Find every line in the records that holds the string "Launch". Copy each one.

(Items from a data source)

++++++++

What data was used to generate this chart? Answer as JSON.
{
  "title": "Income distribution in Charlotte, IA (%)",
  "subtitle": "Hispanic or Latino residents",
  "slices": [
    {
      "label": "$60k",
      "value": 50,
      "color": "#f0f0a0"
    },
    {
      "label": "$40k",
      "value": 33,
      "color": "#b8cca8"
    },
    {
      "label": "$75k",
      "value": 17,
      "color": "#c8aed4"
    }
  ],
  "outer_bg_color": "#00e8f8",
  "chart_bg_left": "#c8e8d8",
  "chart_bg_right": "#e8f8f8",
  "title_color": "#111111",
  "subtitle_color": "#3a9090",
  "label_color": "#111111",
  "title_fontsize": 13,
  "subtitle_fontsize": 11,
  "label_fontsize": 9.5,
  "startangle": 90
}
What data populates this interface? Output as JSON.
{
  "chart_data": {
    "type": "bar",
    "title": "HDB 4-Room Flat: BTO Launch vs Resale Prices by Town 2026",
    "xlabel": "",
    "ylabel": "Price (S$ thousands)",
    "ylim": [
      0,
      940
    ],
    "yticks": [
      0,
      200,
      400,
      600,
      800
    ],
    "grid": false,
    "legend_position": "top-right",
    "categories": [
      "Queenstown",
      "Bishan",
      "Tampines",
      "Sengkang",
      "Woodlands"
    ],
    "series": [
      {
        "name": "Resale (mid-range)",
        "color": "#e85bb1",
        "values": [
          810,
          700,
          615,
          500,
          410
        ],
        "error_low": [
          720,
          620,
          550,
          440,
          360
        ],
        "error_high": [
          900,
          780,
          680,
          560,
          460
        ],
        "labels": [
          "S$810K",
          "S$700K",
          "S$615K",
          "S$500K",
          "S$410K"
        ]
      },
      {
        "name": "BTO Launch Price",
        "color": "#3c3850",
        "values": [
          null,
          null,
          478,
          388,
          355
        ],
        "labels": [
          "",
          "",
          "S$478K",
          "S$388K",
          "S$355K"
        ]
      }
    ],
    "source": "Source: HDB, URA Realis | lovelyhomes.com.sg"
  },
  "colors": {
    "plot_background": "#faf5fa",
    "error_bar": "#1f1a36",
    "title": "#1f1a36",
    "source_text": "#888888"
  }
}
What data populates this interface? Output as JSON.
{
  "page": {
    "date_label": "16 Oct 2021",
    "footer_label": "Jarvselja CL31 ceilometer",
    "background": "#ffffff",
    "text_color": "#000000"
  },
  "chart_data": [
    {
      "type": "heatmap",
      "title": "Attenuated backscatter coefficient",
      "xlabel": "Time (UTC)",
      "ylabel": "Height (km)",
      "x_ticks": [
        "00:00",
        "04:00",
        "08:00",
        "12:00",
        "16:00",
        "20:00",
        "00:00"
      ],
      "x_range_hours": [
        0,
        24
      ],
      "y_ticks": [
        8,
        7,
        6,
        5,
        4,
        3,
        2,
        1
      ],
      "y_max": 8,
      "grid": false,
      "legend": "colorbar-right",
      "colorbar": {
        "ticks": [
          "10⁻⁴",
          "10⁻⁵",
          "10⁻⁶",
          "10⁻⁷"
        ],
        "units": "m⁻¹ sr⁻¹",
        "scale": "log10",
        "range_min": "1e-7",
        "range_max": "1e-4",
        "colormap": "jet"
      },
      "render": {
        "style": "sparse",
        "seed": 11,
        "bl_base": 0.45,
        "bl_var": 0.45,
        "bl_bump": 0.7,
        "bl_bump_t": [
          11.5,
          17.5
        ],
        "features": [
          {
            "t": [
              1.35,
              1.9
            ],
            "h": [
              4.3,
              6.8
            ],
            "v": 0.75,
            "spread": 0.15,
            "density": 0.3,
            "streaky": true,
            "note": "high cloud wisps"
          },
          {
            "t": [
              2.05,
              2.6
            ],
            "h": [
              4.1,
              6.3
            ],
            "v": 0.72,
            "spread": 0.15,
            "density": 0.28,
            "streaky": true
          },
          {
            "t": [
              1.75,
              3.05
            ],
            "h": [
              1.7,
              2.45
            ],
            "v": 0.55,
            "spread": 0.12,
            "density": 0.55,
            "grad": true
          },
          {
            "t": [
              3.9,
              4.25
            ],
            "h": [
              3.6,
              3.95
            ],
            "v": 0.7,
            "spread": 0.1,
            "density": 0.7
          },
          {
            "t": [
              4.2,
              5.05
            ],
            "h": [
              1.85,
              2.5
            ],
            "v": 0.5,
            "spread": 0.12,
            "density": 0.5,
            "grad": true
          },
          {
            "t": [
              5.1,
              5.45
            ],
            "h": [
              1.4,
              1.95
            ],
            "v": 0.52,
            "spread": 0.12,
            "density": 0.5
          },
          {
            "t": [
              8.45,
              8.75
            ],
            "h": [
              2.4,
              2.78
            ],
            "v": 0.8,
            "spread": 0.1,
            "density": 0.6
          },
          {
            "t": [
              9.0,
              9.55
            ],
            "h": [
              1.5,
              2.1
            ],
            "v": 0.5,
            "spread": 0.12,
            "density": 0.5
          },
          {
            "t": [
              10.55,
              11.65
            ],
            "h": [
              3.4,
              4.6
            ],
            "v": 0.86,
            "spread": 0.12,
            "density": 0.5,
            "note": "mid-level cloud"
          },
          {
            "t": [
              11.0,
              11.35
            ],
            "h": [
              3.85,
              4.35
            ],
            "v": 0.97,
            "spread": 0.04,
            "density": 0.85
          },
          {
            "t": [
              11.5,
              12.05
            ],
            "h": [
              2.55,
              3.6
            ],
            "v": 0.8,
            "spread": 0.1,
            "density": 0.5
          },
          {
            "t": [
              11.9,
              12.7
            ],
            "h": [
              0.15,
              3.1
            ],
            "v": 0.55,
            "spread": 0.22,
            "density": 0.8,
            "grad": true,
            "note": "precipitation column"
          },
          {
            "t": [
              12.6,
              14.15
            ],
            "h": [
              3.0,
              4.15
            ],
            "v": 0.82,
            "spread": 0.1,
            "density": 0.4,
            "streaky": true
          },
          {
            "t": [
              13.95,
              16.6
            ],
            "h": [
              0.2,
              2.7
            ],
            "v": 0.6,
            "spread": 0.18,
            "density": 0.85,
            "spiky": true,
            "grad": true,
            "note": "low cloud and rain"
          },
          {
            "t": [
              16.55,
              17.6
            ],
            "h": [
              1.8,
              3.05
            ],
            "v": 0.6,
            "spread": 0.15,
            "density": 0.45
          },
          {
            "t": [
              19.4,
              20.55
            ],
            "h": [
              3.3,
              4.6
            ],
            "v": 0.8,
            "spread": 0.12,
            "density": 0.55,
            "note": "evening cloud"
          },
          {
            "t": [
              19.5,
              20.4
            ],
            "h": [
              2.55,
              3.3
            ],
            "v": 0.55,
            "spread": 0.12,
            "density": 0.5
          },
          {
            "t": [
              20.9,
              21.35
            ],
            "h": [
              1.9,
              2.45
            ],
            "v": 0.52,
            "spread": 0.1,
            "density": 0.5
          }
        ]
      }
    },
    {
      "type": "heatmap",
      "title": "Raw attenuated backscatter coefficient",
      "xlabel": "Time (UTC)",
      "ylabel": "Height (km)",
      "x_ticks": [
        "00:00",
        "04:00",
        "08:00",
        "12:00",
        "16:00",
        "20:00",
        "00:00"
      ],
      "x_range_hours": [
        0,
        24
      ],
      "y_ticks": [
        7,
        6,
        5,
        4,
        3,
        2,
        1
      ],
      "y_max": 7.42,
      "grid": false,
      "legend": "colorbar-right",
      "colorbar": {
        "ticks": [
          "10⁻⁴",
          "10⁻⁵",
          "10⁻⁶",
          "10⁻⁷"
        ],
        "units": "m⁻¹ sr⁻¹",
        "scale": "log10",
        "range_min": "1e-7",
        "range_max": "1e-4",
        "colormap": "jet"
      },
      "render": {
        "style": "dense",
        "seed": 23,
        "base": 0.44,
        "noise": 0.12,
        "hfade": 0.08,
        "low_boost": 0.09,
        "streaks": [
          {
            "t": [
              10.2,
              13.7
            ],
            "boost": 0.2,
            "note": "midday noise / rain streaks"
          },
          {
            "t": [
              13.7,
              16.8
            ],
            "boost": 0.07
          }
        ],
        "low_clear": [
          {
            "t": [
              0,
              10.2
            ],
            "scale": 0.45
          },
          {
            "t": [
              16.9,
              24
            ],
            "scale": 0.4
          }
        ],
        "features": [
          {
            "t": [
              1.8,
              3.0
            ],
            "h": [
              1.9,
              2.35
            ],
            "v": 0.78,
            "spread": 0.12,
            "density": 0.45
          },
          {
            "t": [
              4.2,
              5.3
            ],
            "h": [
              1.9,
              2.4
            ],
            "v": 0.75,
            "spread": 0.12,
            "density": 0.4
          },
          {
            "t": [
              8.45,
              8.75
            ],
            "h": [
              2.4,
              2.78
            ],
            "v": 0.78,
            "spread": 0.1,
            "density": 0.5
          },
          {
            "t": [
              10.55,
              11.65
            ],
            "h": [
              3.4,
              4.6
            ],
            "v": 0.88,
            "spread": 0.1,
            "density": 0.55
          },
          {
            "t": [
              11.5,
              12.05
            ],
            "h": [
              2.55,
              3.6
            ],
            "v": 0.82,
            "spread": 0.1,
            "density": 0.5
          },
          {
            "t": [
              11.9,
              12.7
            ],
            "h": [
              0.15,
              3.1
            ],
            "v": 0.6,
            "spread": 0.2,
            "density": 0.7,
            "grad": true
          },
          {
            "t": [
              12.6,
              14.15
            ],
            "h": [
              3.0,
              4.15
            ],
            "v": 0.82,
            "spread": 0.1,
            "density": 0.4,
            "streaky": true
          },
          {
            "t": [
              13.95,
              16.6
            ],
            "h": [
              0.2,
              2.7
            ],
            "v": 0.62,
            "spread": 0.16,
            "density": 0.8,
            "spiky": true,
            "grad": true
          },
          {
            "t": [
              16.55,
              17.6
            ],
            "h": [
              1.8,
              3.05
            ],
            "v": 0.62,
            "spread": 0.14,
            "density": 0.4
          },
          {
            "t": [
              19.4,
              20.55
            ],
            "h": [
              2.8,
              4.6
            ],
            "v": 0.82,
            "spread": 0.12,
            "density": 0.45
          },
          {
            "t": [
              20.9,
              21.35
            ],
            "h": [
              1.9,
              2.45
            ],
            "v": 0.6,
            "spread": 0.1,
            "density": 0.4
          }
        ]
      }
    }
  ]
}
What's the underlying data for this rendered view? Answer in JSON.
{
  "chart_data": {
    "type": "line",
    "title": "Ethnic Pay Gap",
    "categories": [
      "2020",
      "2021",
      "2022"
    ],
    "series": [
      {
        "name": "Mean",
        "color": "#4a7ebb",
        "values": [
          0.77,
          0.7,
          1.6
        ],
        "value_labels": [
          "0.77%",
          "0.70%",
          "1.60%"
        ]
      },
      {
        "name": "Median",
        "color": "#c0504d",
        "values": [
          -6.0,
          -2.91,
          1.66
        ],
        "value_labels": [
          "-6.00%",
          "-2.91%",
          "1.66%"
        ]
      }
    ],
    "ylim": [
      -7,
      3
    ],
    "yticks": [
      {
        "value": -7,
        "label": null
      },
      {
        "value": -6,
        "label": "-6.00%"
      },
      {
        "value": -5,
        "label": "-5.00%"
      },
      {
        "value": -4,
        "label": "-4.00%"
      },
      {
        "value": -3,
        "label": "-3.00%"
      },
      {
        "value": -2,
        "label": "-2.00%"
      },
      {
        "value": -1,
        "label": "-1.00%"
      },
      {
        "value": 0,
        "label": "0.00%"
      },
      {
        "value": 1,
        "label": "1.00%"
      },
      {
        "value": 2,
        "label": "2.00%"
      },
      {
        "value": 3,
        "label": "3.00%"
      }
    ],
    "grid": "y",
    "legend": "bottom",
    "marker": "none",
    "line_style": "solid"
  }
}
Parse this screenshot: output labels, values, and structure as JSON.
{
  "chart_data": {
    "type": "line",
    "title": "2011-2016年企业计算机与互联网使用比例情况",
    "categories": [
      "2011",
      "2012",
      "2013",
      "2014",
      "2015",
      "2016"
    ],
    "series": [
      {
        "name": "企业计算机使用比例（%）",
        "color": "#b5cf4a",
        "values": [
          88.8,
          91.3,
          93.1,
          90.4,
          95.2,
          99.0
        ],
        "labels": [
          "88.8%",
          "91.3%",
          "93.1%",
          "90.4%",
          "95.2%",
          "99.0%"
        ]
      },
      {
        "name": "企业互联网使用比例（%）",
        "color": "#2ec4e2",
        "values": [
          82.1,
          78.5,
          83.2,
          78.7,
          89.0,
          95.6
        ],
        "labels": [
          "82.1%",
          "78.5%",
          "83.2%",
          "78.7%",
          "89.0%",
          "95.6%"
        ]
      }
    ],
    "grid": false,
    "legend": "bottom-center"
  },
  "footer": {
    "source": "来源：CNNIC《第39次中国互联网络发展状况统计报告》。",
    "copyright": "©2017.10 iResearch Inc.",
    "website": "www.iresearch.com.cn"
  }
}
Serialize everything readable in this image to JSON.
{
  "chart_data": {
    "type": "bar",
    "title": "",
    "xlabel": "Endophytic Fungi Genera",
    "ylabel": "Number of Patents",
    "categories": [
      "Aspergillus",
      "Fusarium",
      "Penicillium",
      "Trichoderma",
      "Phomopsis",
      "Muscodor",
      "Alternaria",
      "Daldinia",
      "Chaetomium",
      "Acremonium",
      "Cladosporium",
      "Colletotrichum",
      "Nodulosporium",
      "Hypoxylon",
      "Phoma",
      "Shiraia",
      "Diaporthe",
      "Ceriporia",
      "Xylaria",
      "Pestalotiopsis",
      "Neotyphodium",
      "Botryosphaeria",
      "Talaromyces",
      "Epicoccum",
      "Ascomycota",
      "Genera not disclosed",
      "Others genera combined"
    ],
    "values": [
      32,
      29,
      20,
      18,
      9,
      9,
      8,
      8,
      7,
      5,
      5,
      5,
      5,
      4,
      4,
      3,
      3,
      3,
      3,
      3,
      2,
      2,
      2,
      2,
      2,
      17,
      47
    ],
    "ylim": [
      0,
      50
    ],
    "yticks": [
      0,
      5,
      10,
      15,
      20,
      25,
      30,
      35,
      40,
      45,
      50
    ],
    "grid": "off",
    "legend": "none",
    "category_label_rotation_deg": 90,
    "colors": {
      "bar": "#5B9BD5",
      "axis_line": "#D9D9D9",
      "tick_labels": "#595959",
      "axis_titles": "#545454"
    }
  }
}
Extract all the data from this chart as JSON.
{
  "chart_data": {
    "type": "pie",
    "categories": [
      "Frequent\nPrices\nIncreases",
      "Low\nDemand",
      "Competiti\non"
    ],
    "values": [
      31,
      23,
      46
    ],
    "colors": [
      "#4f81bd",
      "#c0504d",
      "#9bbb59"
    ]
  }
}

++++++++

TASK SOLUTION ▸
    "title": "HDB 4-Room Flat: BTO Launch vs Resale Prices by Town 2026",
        "name": "BTO Launch Price",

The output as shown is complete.